%%

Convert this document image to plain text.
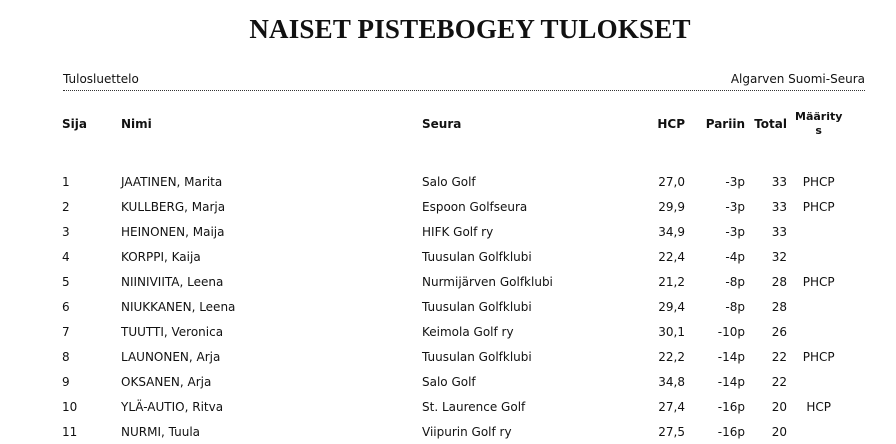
NAISET PISTEBOGEY TULOKSET
Tulosluettelo	Algarven Suomi-Seura
Sija	Nimi	Seura	HCP	Pariin	Total	Määrity
s

1	JAATINEN, Marita	Salo Golf	27,0	-3p	33	PHCP
2	KULLBERG, Marja	Espoon Golfseura	29,9	-3p	33	PHCP
3	HEINONEN, Maija	HIFK Golf ry	34,9	-3p	33	
4	KORPPI, Kaija	Tuusulan Golfklubi	22,4	-4p	32	
5	NIINIVIITA, Leena	Nurmijärven Golfklubi	21,2	-8p	28	PHCP
6	NIUKKANEN, Leena	Tuusulan Golfklubi	29,4	-8p	28	
7	TUUTTI, Veronica	Keimola Golf ry	30,1	-10p	26	
8	LAUNONEN, Arja	Tuusulan Golfklubi	22,2	-14p	22	PHCP
9	OKSANEN, Arja	Salo Golf	34,8	-14p	22	
10	YLÄ-AUTIO, Ritva	St. Laurence Golf	27,4	-16p	20	HCP
11	NURMI, Tuula	Viipurin Golf ry	27,5	-16p	20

%%

(EXERCISE): List all lines where "Tuusulan" occurs.

(RESULT FOR THIS TASK):
4	KORPPI, Kaija	Tuusulan Golfklubi	22,4	-4p	32	
6	NIUKKANEN, Leena	Tuusulan Golfklubi	29,4	-8p	28	
8	LAUNONEN, Arja	Tuusulan Golfklubi	22,2	-14p	22	PHCP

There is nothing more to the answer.